EXERCISE INPUT -

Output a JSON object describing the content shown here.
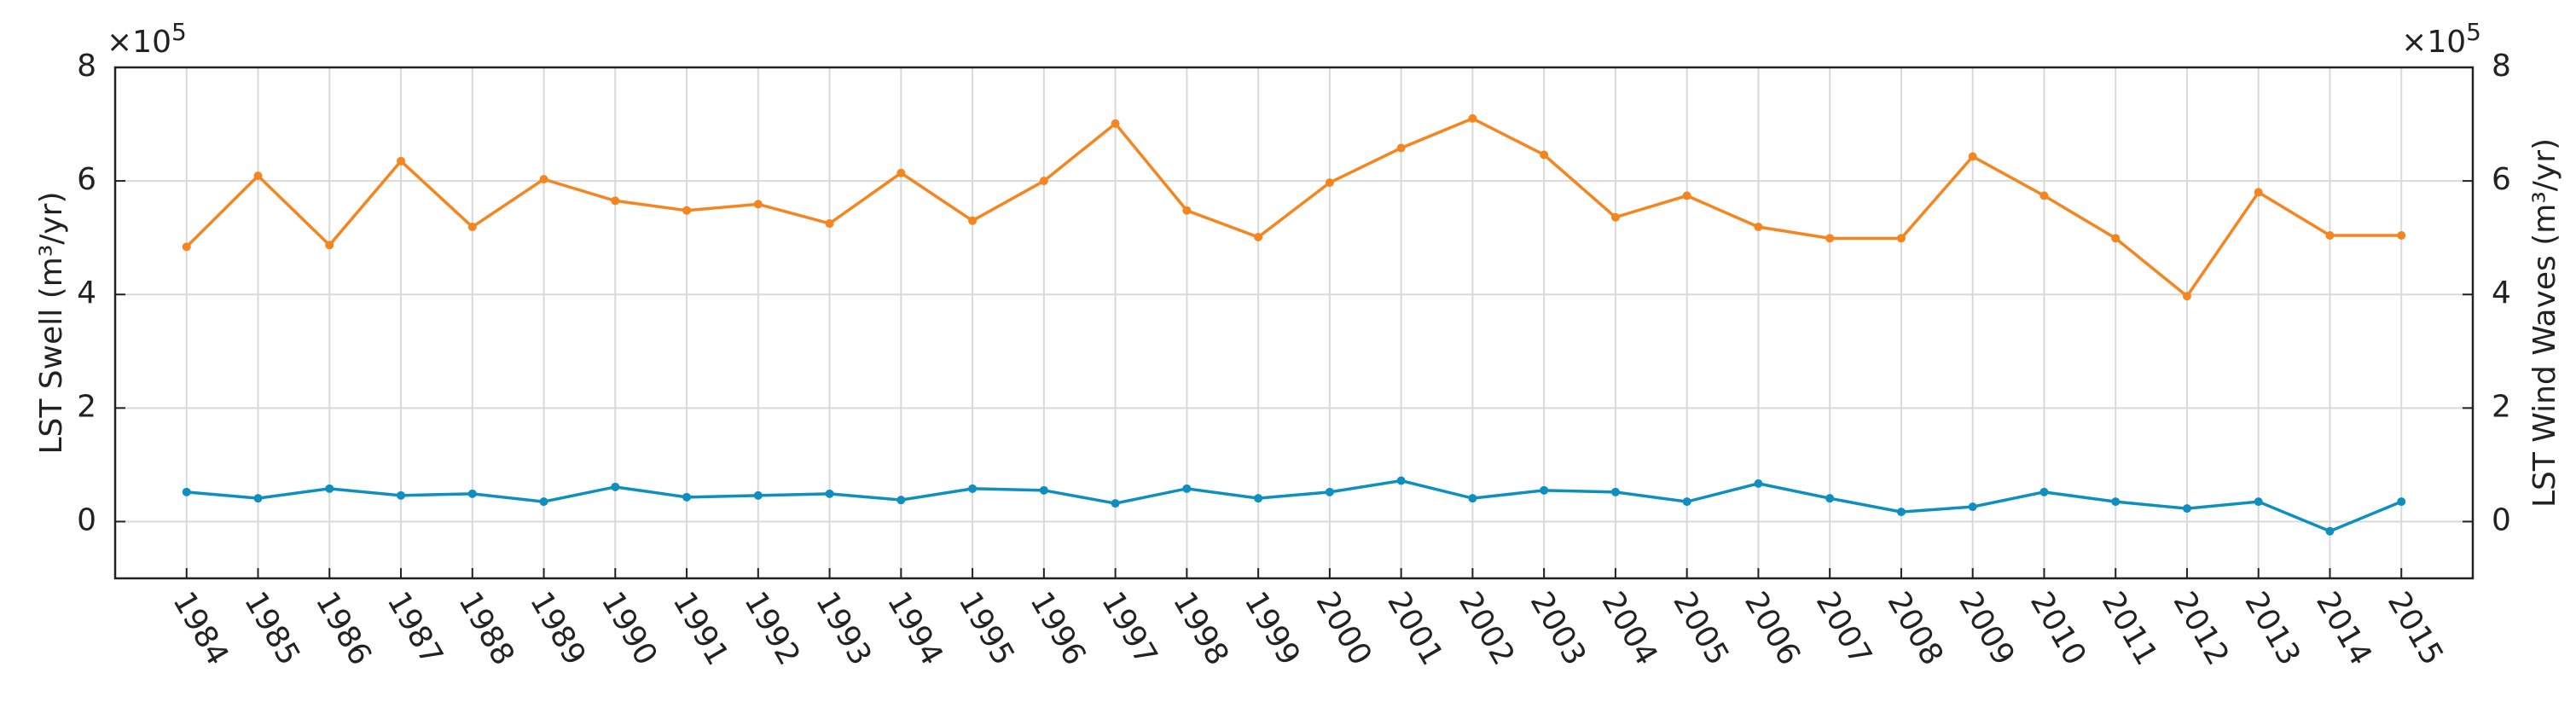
{
  "chart_data": {
    "type": "line",
    "x": [
      1984,
      1985,
      1986,
      1987,
      1988,
      1989,
      1990,
      1991,
      1992,
      1993,
      1994,
      1995,
      1996,
      1997,
      1998,
      1999,
      2000,
      2001,
      2002,
      2003,
      2004,
      2005,
      2006,
      2007,
      2008,
      2009,
      2010,
      2011,
      2012,
      2013,
      2014,
      2015
    ],
    "xlim": [
      1983,
      2016
    ],
    "xticks": [
      1984,
      1985,
      1986,
      1987,
      1988,
      1989,
      1990,
      1991,
      1992,
      1993,
      1994,
      1995,
      1996,
      1997,
      1998,
      1999,
      2000,
      2001,
      2002,
      2003,
      2004,
      2005,
      2006,
      2007,
      2008,
      2009,
      2010,
      2011,
      2012,
      2013,
      2014,
      2015
    ],
    "ylabel": "LST Swell (m³/yr)",
    "y2label": "LST Wind Waves (m³/yr)",
    "y_multiplier": {
      "base": "×10",
      "exponent": "5"
    },
    "y2_multiplier": {
      "base": "×10",
      "exponent": "5"
    },
    "ylim": [
      -100000,
      800000
    ],
    "yticks": [
      {
        "value": 0,
        "label": "0"
      },
      {
        "value": 200000,
        "label": "2"
      },
      {
        "value": 400000,
        "label": "4"
      },
      {
        "value": 600000,
        "label": "6"
      },
      {
        "value": 800000,
        "label": "8"
      }
    ],
    "y2lim": [
      -100000,
      800000
    ],
    "y2ticks": [
      {
        "value": 0,
        "label": "0"
      },
      {
        "value": 200000,
        "label": "2"
      },
      {
        "value": 400000,
        "label": "4"
      },
      {
        "value": 600000,
        "label": "6"
      },
      {
        "value": 800000,
        "label": "8"
      }
    ],
    "grid": true,
    "series": [
      {
        "name": "LST Swell",
        "color": "#f5861f",
        "values": [
          484000,
          609000,
          487000,
          635000,
          519000,
          603000,
          565000,
          548000,
          559000,
          525000,
          614000,
          530000,
          600000,
          701000,
          548000,
          501000,
          597000,
          658000,
          710000,
          646000,
          536000,
          574000,
          519000,
          499000,
          499000,
          643000,
          574000,
          499000,
          397000,
          580000,
          504000,
          504000
        ]
      },
      {
        "name": "LST Wind Waves",
        "color": "#0e8fc0",
        "axis": "y2",
        "values": [
          52000,
          41000,
          58000,
          46000,
          49000,
          35000,
          61000,
          43000,
          46000,
          49000,
          38000,
          58000,
          55000,
          32000,
          58000,
          41000,
          52000,
          72000,
          41000,
          55000,
          52000,
          35000,
          67000,
          41000,
          17000,
          26000,
          52000,
          35000,
          23000,
          35000,
          -17000,
          35000
        ]
      }
    ]
  }
}
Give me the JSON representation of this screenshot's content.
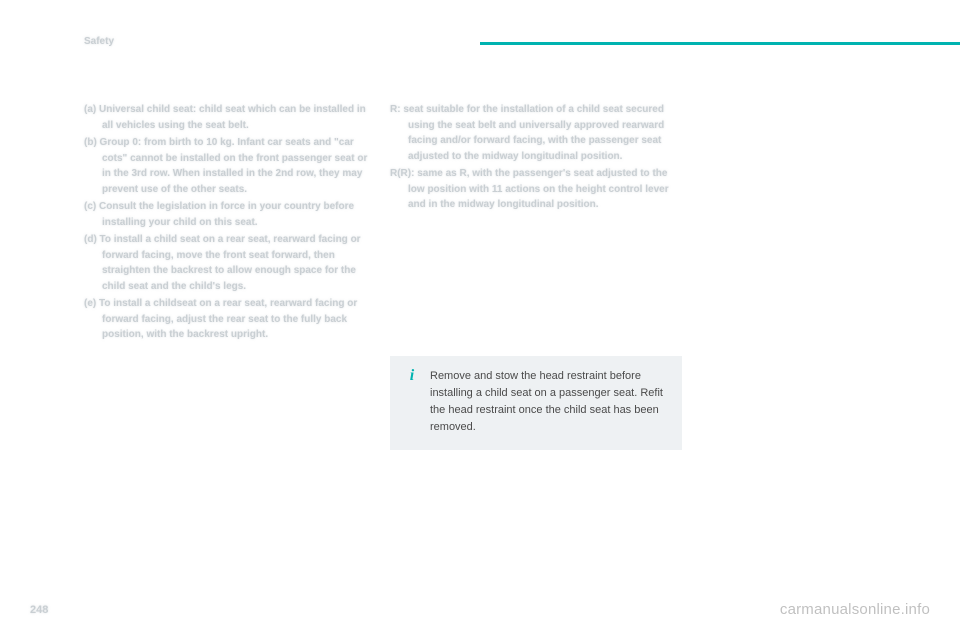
{
  "header": {
    "title": "Safety"
  },
  "footer": {
    "page_number": "248",
    "watermark": "carmanualsonline.info"
  },
  "left_column": {
    "items": [
      "(a) Universal child seat: child seat which can be installed in all vehicles using the seat belt.",
      "(b) Group 0: from birth to 10 kg. Infant car seats and \"car cots\" cannot be installed on the front passenger seat or in the 3rd row. When installed in the 2nd row, they may prevent use of the other seats.",
      "(c) Consult the legislation in force in your country before installing your child on this seat.",
      "(d) To install a child seat on a rear seat, rearward facing or forward facing, move the front seat forward, then straighten the backrest to allow enough space for the child seat and the child's legs.",
      "(e) To install a childseat on a rear seat, rearward facing or forward facing, adjust the rear seat to the fully back position, with the backrest upright."
    ]
  },
  "right_column": {
    "items": [
      "R: seat suitable for the installation of a child seat secured using the seat belt and universally approved rearward facing and/or forward facing, with the passenger seat adjusted to the midway longitudinal position.",
      "R(R): same as R, with the passenger's seat adjusted to the low position with 11 actions on the height control lever and in the midway longitudinal position."
    ]
  },
  "info_box": {
    "text": "Remove and stow the head restraint before installing a child seat on a passenger seat. Refit the head restraint once the child seat has been removed."
  },
  "colors": {
    "accent": "#00b3b0",
    "box_bg": "#eef1f3",
    "blur_text": "#c9cfd3",
    "body_text": "#4a4a4a"
  }
}
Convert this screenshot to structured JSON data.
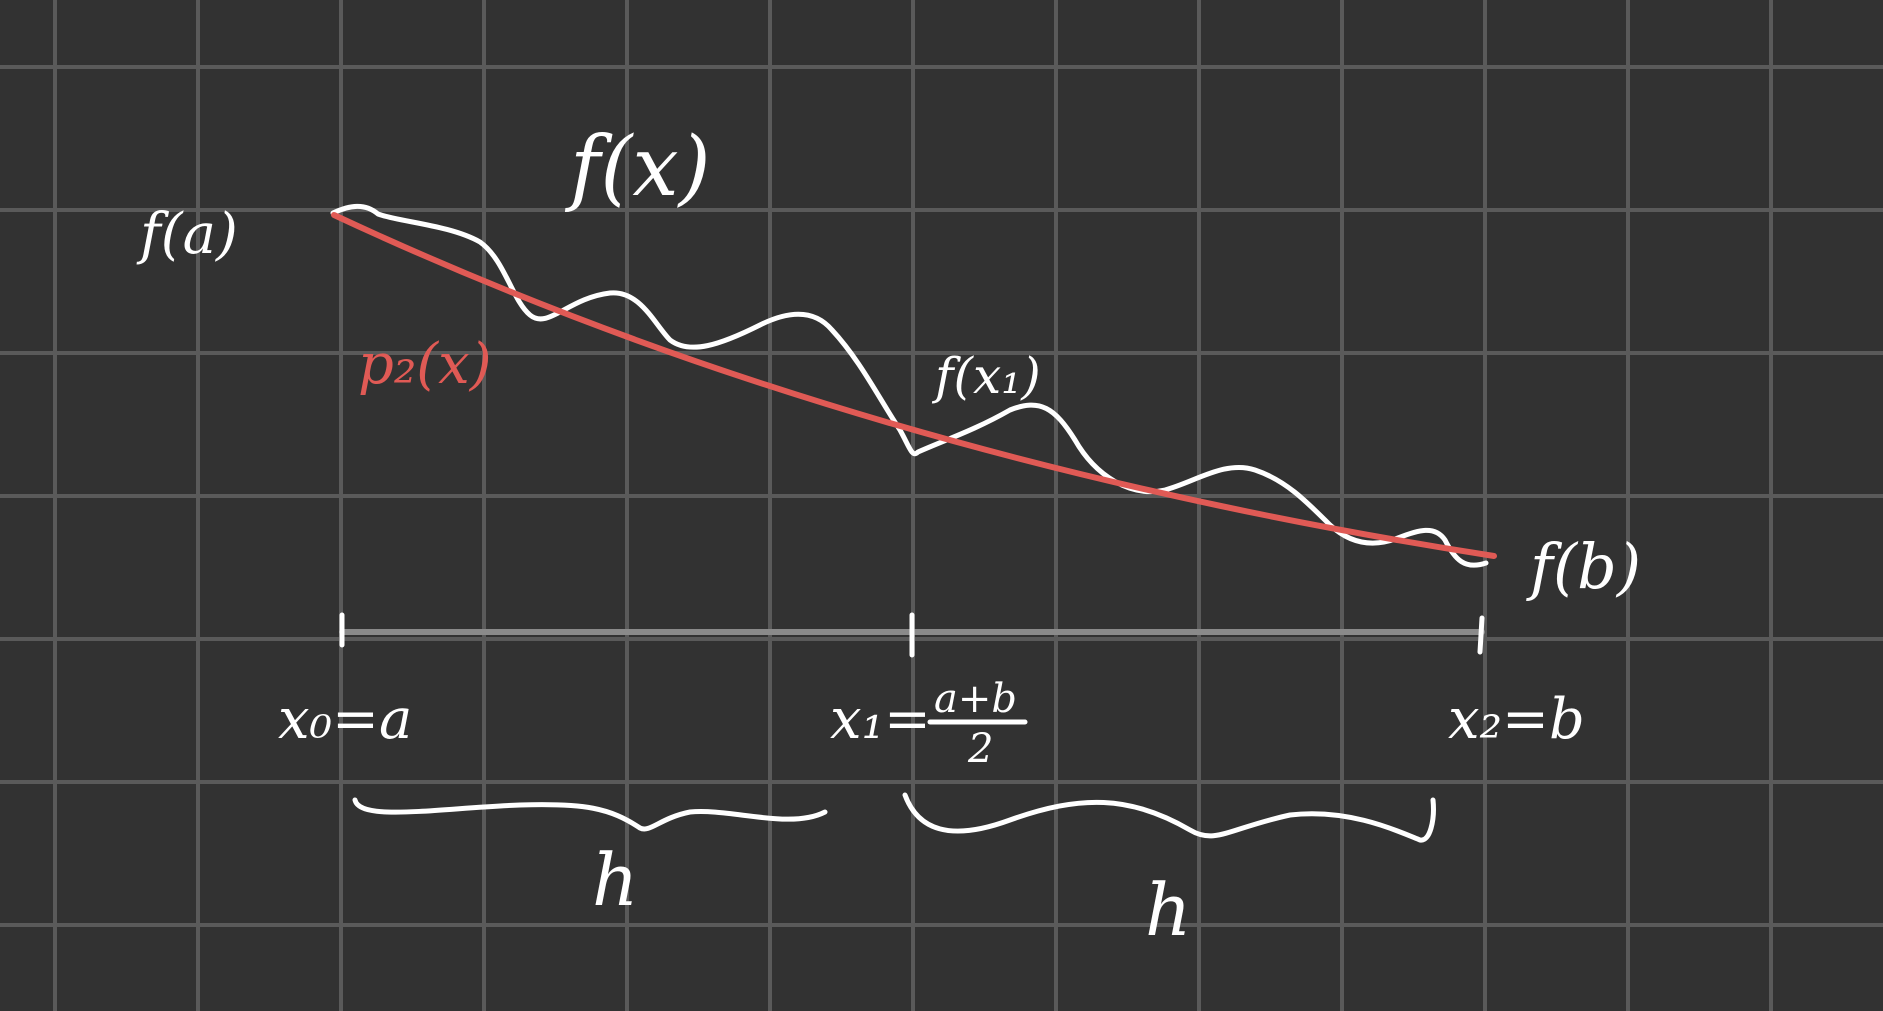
{
  "colors": {
    "background": "#323232",
    "grid": "#5a5a5a",
    "ink": "#ffffff",
    "approximation": "#e05a55",
    "axis": "#8a8a8a"
  },
  "labels": {
    "function": "f(x)",
    "f_a": "f(a)",
    "f_b": "f(b)",
    "f_x1": "f(x₁)",
    "polynomial": "p₂(x)",
    "x0": "x₀=a",
    "x1_lhs": "x₁=",
    "x1_num": "a+b",
    "x1_den": "2",
    "x2": "x₂=b",
    "h_left": "h",
    "h_right": "h"
  }
}
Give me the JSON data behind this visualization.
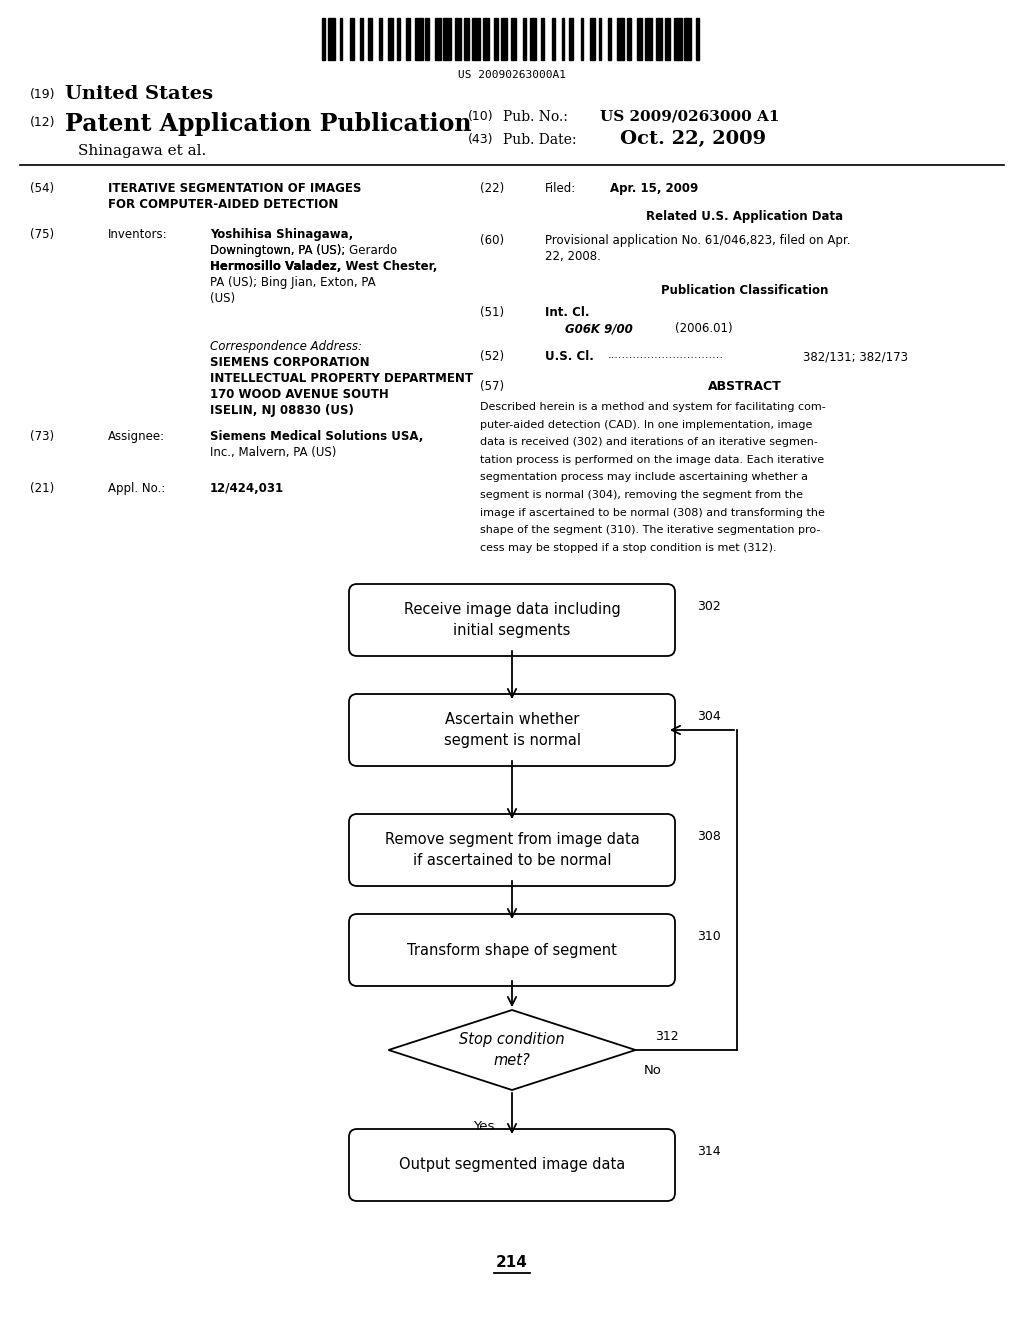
{
  "bg_color": "#ffffff",
  "barcode_text": "US 20090263000A1",
  "section54_title_line1": "ITERATIVE SEGMENTATION OF IMAGES",
  "section54_title_line2": "FOR COMPUTER-AIDED DETECTION",
  "inventors_bold1": "Yoshihisa Shinagawa,",
  "inventors_line2": "Downingtown, PA (US); ",
  "inventors_bold2": "Gerardo",
  "inventors_bold3": "Hermosillo Valadez,",
  "inventors_line3": " West Chester,",
  "inventors_line4": "PA (US); ",
  "inventors_bold4": "Bing Jian,",
  "inventors_line5": " Exton, PA",
  "inventors_line6": "(US)",
  "corr_lines": [
    "Correspondence Address:",
    "SIEMENS CORPORATION",
    "INTELLECTUAL PROPERTY DEPARTMENT",
    "170 WOOD AVENUE SOUTH",
    "ISELIN, NJ 08830 (US)"
  ],
  "assignee_bold": "Siemens Medical Solutions USA,",
  "assignee_normal": "Inc., Malvern, PA (US)",
  "appl_no": "12/424,031",
  "filed_date": "Apr. 15, 2009",
  "section60_val": "Provisional application No. 61/046,823, filed on Apr.\n22, 2008.",
  "section51_class": "G06K 9/00",
  "section51_year": "(2006.01)",
  "section52_val": "382/131; 382/173",
  "abstract_lines": [
    "Described herein is a method and system for facilitating com-",
    "puter-aided detection (CAD). In one implementation, image",
    "data is received (302) and iterations of an iterative segmen-",
    "tation process is performed on the image data. Each iterative",
    "segmentation process may include ascertaining whether a",
    "segment is normal (304), removing the segment from the",
    "image if ascertained to be normal (308) and transforming the",
    "shape of the segment (310). The iterative segmentation pro-",
    "cess may be stopped if a stop condition is met (312)."
  ],
  "flow_label": "214",
  "node_302": "Receive image data including\ninitial segments",
  "node_304": "Ascertain whether\nsegment is normal",
  "node_308": "Remove segment from image data\nif ascertained to be normal",
  "node_310": "Transform shape of segment",
  "node_312": "Stop condition\nmet?",
  "node_314": "Output segmented image data"
}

PROBLEM REQUIREMENTS - Write every record out again exactly; no pictures belong in the copy.

FINISHED EXERCISE -
Output a JSON object describing the content shown here.
{
  "chart_data": {
    "type": "line",
    "x": [
      1984,
      1985,
      1986,
      1987,
      1988,
      1989,
      1990,
      1991,
      1992,
      1993,
      1994,
      1995,
      1996,
      1997,
      1998,
      1999,
      2000,
      2001,
      2002,
      2003,
      2004,
      2005,
      2006,
      2007,
      2008,
      2009,
      2010,
      2011,
      2012,
      2013,
      2014,
      2015
    ],
    "xlim": [
      1983,
      2016
    ],
    "xticks": [
      1984,
      1985,
      1986,
      1987,
      1988,
      1989,
      1990,
      1991,
      1992,
      1993,
      1994,
      1995,
      1996,
      1997,
      1998,
      1999,
      2000,
      2001,
      2002,
      2003,
      2004,
      2005,
      2006,
      2007,
      2008,
      2009,
      2010,
      2011,
      2012,
      2013,
      2014,
      2015
    ],
    "ylabel": "LST Swell (m³/yr)",
    "y2label": "LST Wind Waves (m³/yr)",
    "y_multiplier": {
      "base": "×10",
      "exponent": "5"
    },
    "y2_multiplier": {
      "base": "×10",
      "exponent": "5"
    },
    "ylim": [
      -100000,
      800000
    ],
    "yticks": [
      {
        "value": 0,
        "label": "0"
      },
      {
        "value": 200000,
        "label": "2"
      },
      {
        "value": 400000,
        "label": "4"
      },
      {
        "value": 600000,
        "label": "6"
      },
      {
        "value": 800000,
        "label": "8"
      }
    ],
    "y2lim": [
      -100000,
      800000
    ],
    "y2ticks": [
      {
        "value": 0,
        "label": "0"
      },
      {
        "value": 200000,
        "label": "2"
      },
      {
        "value": 400000,
        "label": "4"
      },
      {
        "value": 600000,
        "label": "6"
      },
      {
        "value": 800000,
        "label": "8"
      }
    ],
    "grid": true,
    "series": [
      {
        "name": "LST Swell",
        "color": "#f5861f",
        "values": [
          484000,
          609000,
          487000,
          635000,
          519000,
          603000,
          565000,
          548000,
          559000,
          525000,
          614000,
          530000,
          600000,
          701000,
          548000,
          501000,
          597000,
          658000,
          710000,
          646000,
          536000,
          574000,
          519000,
          499000,
          499000,
          643000,
          574000,
          499000,
          397000,
          580000,
          504000,
          504000
        ]
      },
      {
        "name": "LST Wind Waves",
        "color": "#0e8fc0",
        "axis": "y2",
        "values": [
          52000,
          41000,
          58000,
          46000,
          49000,
          35000,
          61000,
          43000,
          46000,
          49000,
          38000,
          58000,
          55000,
          32000,
          58000,
          41000,
          52000,
          72000,
          41000,
          55000,
          52000,
          35000,
          67000,
          41000,
          17000,
          26000,
          52000,
          35000,
          23000,
          35000,
          -17000,
          35000
        ]
      }
    ]
  }
}
Give me the JSON representation of this screenshot's content.
{
  "header": {
    "title": "Safety"
  },
  "footer": {
    "page_number": "248",
    "watermark": "carmanualsonline.info"
  },
  "left_column": {
    "items": [
      "(a) Universal child seat: child seat which can be installed in all vehicles using the seat belt.",
      "(b) Group 0: from birth to 10 kg. Infant car seats and \"car cots\" cannot be installed on the front passenger seat or in the 3rd row. When installed in the 2nd row, they may prevent use of the other seats.",
      "(c) Consult the legislation in force in your country before installing your child on this seat.",
      "(d) To install a child seat on a rear seat, rearward facing or forward facing, move the front seat forward, then straighten the backrest to allow enough space for the child seat and the child's legs.",
      "(e) To install a childseat on a rear seat, rearward facing or forward facing, adjust the rear seat to the fully back position, with the backrest upright."
    ]
  },
  "right_column": {
    "items": [
      "R: seat suitable for the installation of a child seat secured using the seat belt and universally approved rearward facing and/or forward facing, with the passenger seat adjusted to the midway longitudinal position.",
      "R(R): same as R, with the passenger's seat adjusted to the low position with 11 actions on the height control lever and in the midway longitudinal position."
    ]
  },
  "info_box": {
    "text": "Remove and stow the head restraint before installing a child seat on a passenger seat. Refit the head restraint once the child seat has been removed."
  },
  "colors": {
    "accent": "#00b3b0",
    "box_bg": "#eef1f3",
    "blur_text": "#c9cfd3",
    "body_text": "#4a4a4a"
  }
}
Convert this screenshot to structured JSON data.
{
  "colors": {
    "background": "#323232",
    "grid": "#5a5a5a",
    "ink": "#ffffff",
    "approximation": "#e05a55",
    "axis": "#8a8a8a"
  },
  "labels": {
    "function": "f(x)",
    "f_a": "f(a)",
    "f_b": "f(b)",
    "f_x1": "f(x₁)",
    "polynomial": "p₂(x)",
    "x0": "x₀=a",
    "x1_lhs": "x₁=",
    "x1_num": "a+b",
    "x1_den": "2",
    "x2": "x₂=b",
    "h_left": "h",
    "h_right": "h"
  }
}
Give me the JSON data behind this visualization.
{
  "bg_color": "#ffffff",
  "barcode_text": "US 20090263000A1",
  "section54_title_line1": "ITERATIVE SEGMENTATION OF IMAGES",
  "section54_title_line2": "FOR COMPUTER-AIDED DETECTION",
  "inventors_bold1": "Yoshihisa Shinagawa,",
  "inventors_line2": "Downingtown, PA (US); ",
  "inventors_bold2": "Gerardo",
  "inventors_bold3": "Hermosillo Valadez,",
  "inventors_line3": " West Chester,",
  "inventors_line4": "PA (US); ",
  "inventors_bold4": "Bing Jian,",
  "inventors_line5": " Exton, PA",
  "inventors_line6": "(US)",
  "corr_lines": [
    "Correspondence Address:",
    "SIEMENS CORPORATION",
    "INTELLECTUAL PROPERTY DEPARTMENT",
    "170 WOOD AVENUE SOUTH",
    "ISELIN, NJ 08830 (US)"
  ],
  "assignee_bold": "Siemens Medical Solutions USA,",
  "assignee_normal": "Inc., Malvern, PA (US)",
  "appl_no": "12/424,031",
  "filed_date": "Apr. 15, 2009",
  "section60_val": "Provisional application No. 61/046,823, filed on Apr.\n22, 2008.",
  "section51_class": "G06K 9/00",
  "section51_year": "(2006.01)",
  "section52_val": "382/131; 382/173",
  "abstract_lines": [
    "Described herein is a method and system for facilitating com-",
    "puter-aided detection (CAD). In one implementation, image",
    "data is received (302) and iterations of an iterative segmen-",
    "tation process is performed on the image data. Each iterative",
    "segmentation process may include ascertaining whether a",
    "segment is normal (304), removing the segment from the",
    "image if ascertained to be normal (308) and transforming the",
    "shape of the segment (310). The iterative segmentation pro-",
    "cess may be stopped if a stop condition is met (312)."
  ],
  "flow_label": "214",
  "node_302": "Receive image data including\ninitial segments",
  "node_304": "Ascertain whether\nsegment is normal",
  "node_308": "Remove segment from image data\nif ascertained to be normal",
  "node_310": "Transform shape of segment",
  "node_312": "Stop condition\nmet?",
  "node_314": "Output segmented image data"
}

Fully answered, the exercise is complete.